## EXERCISE
Extract every line of the material that holds the string "REQUIRED".

## DATASET

——————

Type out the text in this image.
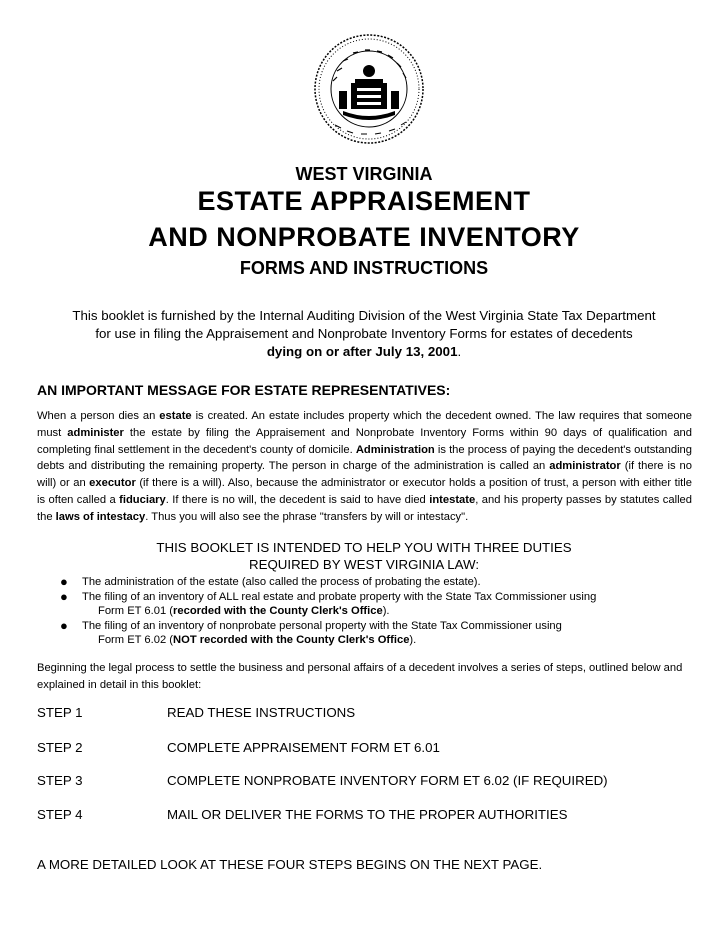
WEST VIRGINIA
ESTATE APPRAISEMENT
AND NONPROBATE INVENTORY
FORMS AND INSTRUCTIONS
This booklet is furnished by the Internal Auditing Division of the West Virginia State Tax Department
for use in filing the Appraisement and Nonprobate Inventory Forms for estates of decedents
dying on or after July 13, 2001.
AN IMPORTANT MESSAGE FOR ESTATE REPRESENTATIVES:
When a person dies an estate is created. An estate includes property which the decedent owned. The law requires that someone must administer the estate by filing the Appraisement and Nonprobate Inventory Forms within 90 days of qualification and completing final settlement in the decedent's county of domicile. Administration is the process of paying the decedent's outstanding debts and distributing the remaining property. The person in charge of the administration is called an administrator (if there is no will) or an executor (if there is a will). Also, because the administrator or executor holds a position of trust, a person with either title is often called a fiduciary. If there is no will, the decedent is said to have died intestate, and his property passes by statutes called the laws of intestacy. Thus you will also see the phrase "transfers by will or intestacy".
THIS BOOKLET IS INTENDED TO HELP YOU WITH THREE DUTIES
REQUIRED BY WEST VIRGINIA LAW:
●	The administration of the estate (also called the process of probating the estate).
●	The filing of an inventory of ALL real estate and probate property with the State Tax Commissioner using
Form ET 6.01 (recorded with the County Clerk's Office).
●	The filing of an inventory of nonprobate personal property with the State Tax Commissioner using
Form ET 6.02 (NOT recorded with the County Clerk's Office).
Beginning the legal process to settle the business and personal affairs of a decedent involves a series of steps, outlined below and explained in detail in this booklet:
STEP 1	READ THESE INSTRUCTIONS
STEP 2	COMPLETE APPRAISEMENT FORM ET 6.01
STEP 3	COMPLETE NONPROBATE INVENTORY FORM ET 6.02 (IF REQUIRED)
STEP 4	MAIL OR DELIVER THE FORMS TO THE PROPER AUTHORITIES
A MORE DETAILED LOOK AT THESE FOUR STEPS BEGINS ON THE NEXT PAGE.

——————

## RESPONSE TO THE EXERCISE
REQUIRED BY WEST VIRGINIA LAW:
STEP 3	COMPLETE NONPROBATE INVENTORY FORM ET 6.02 (IF REQUIRED)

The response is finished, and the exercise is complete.